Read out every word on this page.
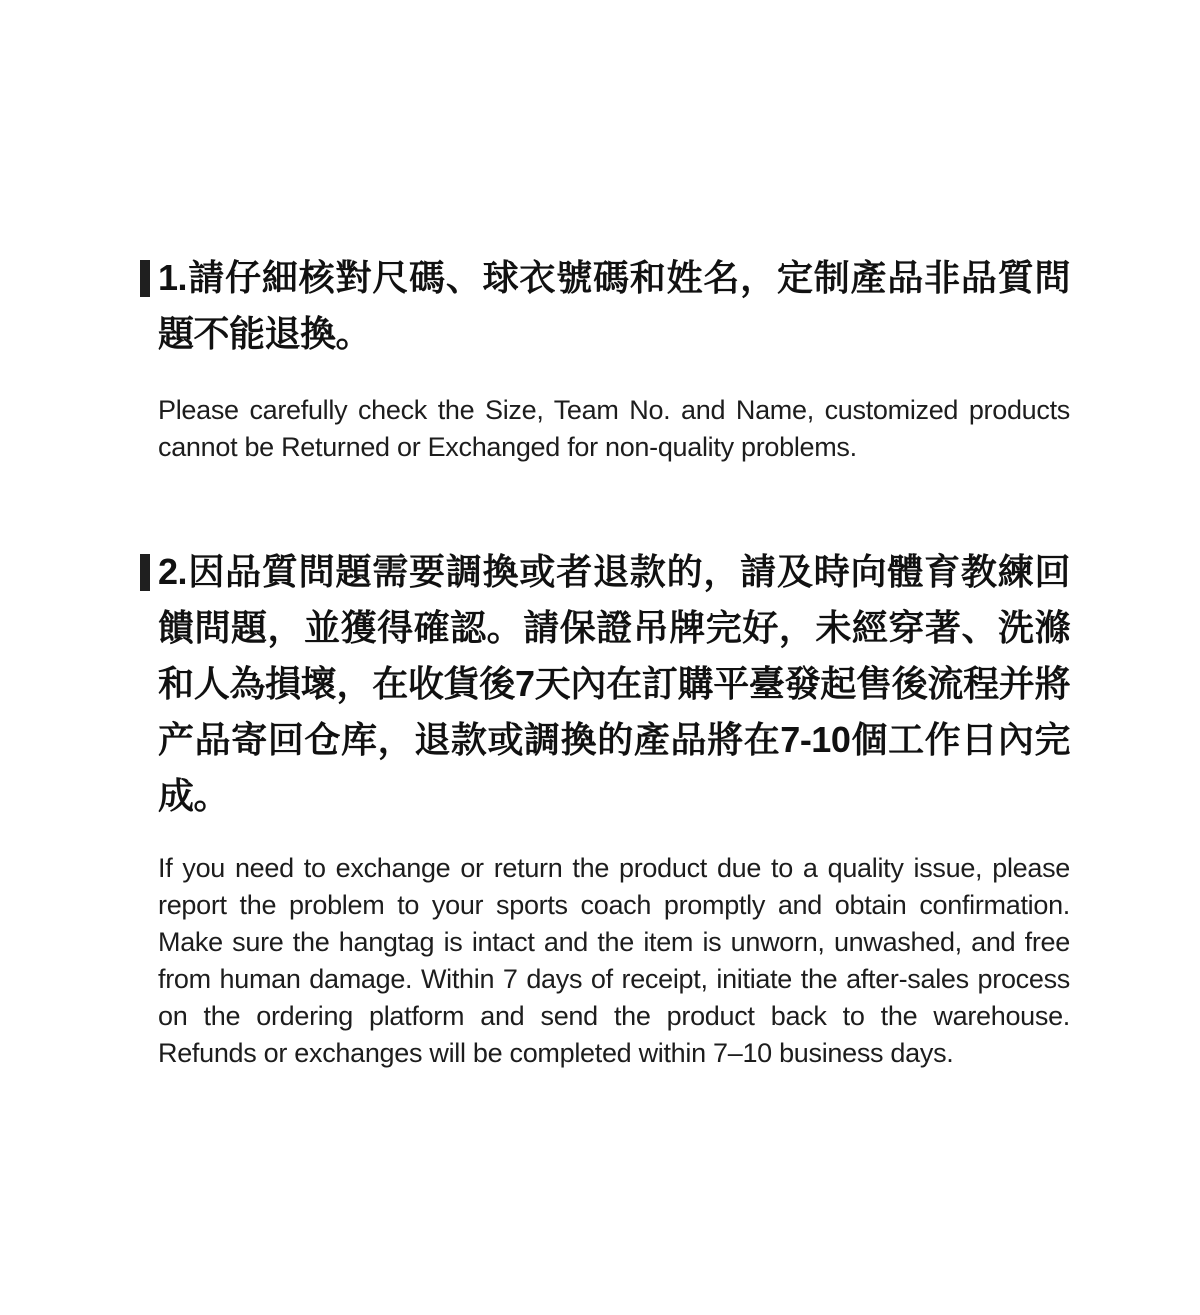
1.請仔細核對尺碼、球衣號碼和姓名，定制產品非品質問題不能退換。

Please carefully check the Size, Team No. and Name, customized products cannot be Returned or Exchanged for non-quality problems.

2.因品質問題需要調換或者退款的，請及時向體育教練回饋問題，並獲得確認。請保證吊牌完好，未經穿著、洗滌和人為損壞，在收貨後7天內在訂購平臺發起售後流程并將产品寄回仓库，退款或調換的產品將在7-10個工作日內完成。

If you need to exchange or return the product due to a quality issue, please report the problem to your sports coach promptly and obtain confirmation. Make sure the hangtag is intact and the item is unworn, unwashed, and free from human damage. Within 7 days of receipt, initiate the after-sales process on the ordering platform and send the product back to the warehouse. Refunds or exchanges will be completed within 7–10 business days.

- - -

_What you need to do_
Collect, from the material above, every line containing the word "quality".

_Result below_
Please carefully check the Size, Team No. and Name, customized products cannot be Returned or Exchanged for non-quality problems.
If you need to exchange or return the product due to a quality issue, please report the problem to your sports coach promptly and obtain confirmation. Make sure the hangtag is intact and the item is unworn, unwashed, and free from human damage. Within 7 days of receipt, initiate the after-sales process on the ordering platform and send the product back to the warehouse. Refunds or exchanges will be completed within 7–10 business days.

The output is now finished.